## DIRECTIONS FOR THIS TASK:
Show all lines of the listing that hold the word "culvt".

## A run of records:
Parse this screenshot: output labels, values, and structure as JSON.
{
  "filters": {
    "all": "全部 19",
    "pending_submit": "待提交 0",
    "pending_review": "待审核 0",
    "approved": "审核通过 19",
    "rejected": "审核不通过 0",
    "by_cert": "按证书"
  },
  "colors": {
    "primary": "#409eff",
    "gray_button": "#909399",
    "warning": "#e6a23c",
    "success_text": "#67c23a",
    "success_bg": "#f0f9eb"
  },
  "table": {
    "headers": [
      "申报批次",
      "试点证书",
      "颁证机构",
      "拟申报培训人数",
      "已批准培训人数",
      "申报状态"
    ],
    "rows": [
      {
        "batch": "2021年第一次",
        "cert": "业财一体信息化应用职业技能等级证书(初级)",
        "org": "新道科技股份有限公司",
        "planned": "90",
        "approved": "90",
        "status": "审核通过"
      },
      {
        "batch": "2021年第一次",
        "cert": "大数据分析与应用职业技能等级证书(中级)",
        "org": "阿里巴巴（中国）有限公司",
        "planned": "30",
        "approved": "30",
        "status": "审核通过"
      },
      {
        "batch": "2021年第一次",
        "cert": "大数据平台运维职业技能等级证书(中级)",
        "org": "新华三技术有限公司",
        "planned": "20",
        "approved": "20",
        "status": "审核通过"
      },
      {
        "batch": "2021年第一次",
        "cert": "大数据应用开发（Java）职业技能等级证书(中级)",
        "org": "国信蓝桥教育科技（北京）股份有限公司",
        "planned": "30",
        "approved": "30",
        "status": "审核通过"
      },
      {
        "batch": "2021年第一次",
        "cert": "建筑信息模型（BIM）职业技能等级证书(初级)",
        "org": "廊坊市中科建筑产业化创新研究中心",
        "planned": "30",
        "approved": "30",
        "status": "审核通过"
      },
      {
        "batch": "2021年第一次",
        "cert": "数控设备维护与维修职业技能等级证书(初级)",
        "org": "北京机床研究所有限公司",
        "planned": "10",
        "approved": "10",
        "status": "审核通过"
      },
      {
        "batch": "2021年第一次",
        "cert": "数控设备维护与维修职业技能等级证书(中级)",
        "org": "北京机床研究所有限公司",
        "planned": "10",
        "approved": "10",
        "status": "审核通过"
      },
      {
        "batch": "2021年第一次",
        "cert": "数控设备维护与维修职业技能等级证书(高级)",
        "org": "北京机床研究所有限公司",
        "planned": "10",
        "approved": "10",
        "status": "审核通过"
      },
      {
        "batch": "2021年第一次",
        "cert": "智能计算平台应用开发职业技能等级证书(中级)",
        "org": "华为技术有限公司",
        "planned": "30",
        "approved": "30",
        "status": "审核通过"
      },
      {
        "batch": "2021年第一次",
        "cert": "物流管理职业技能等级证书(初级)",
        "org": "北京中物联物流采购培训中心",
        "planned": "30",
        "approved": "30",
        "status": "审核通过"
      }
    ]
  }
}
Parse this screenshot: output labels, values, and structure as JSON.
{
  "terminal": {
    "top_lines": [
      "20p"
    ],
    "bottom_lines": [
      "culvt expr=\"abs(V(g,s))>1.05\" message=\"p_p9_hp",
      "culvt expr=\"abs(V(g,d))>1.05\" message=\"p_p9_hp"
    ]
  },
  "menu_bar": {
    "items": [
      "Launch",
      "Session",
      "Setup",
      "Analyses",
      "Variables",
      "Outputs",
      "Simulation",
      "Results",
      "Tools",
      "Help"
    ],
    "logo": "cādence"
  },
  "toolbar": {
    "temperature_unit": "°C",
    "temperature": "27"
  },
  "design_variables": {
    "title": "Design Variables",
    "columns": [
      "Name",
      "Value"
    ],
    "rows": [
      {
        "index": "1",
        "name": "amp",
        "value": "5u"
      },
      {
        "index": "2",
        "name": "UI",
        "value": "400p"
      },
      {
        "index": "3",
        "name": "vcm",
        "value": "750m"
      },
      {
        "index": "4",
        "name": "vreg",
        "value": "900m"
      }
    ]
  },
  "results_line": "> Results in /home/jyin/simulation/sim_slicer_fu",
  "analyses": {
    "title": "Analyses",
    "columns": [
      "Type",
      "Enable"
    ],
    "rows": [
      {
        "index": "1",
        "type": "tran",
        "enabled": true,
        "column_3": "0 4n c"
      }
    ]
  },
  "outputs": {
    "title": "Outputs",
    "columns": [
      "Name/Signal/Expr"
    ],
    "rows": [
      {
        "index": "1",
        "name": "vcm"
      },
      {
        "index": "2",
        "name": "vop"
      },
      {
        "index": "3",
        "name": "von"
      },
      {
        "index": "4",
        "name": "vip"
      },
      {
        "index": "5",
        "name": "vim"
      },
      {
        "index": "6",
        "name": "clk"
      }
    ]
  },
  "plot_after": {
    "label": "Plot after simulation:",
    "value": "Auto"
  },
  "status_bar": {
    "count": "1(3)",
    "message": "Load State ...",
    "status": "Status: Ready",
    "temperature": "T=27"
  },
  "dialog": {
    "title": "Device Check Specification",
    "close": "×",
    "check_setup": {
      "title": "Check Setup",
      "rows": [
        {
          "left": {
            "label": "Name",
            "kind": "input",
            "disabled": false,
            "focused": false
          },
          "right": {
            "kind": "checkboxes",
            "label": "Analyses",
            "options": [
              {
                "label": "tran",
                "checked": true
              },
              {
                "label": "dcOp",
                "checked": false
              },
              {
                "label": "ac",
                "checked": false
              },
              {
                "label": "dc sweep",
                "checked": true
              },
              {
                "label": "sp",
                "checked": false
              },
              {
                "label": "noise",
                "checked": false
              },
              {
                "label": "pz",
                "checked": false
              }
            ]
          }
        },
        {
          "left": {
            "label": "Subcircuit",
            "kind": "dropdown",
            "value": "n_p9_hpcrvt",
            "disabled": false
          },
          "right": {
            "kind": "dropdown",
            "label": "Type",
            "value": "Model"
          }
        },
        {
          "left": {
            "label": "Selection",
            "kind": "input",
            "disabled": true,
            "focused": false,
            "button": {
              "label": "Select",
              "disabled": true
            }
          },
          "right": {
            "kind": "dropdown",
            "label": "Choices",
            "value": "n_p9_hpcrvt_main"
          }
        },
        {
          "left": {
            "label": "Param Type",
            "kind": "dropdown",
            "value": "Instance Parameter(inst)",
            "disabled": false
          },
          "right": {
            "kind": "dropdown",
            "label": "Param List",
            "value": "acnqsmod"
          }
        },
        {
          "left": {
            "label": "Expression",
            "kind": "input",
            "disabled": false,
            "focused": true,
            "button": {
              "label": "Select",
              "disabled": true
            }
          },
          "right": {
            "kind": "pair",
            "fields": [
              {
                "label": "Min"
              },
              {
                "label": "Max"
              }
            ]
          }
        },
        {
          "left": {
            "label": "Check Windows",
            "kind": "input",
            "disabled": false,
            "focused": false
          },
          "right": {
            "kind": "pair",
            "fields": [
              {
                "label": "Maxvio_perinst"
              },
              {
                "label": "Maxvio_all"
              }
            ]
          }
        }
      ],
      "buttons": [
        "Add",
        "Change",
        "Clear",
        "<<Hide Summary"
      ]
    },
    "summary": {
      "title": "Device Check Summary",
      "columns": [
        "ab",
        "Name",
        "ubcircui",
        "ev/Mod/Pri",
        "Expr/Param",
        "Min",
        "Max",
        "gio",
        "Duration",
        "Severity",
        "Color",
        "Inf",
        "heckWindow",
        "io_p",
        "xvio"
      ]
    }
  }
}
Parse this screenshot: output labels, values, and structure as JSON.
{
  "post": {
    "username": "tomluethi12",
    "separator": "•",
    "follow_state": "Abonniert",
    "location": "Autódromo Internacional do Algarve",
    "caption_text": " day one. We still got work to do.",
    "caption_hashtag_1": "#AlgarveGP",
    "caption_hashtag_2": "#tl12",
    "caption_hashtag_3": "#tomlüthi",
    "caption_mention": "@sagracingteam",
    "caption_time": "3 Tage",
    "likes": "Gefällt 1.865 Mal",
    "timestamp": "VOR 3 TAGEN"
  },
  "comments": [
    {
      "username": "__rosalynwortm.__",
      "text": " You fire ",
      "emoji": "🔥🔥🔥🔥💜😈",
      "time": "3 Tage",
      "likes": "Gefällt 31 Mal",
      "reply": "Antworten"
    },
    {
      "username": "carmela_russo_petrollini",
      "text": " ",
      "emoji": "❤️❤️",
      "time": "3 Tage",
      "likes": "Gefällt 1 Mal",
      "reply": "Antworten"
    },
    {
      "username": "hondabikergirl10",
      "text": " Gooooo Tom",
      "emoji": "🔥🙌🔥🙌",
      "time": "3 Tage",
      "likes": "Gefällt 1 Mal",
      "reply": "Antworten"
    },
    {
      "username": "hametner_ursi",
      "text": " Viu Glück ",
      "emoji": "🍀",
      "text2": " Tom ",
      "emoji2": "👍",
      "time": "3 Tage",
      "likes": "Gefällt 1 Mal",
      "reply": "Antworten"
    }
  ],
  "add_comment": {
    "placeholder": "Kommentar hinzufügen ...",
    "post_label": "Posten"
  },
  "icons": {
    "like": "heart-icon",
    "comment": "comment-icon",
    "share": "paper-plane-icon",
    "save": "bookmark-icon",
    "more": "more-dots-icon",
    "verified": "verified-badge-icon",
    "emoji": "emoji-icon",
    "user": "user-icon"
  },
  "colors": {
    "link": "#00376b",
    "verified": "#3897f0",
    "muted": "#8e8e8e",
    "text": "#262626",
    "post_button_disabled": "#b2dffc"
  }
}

## FINISHED TASK:
      "culvt expr=\"abs(V(g,s))>1.05\" message=\"p_p9_hp",
      "culvt expr=\"abs(V(g,d))>1.05\" message=\"p_p9_hp"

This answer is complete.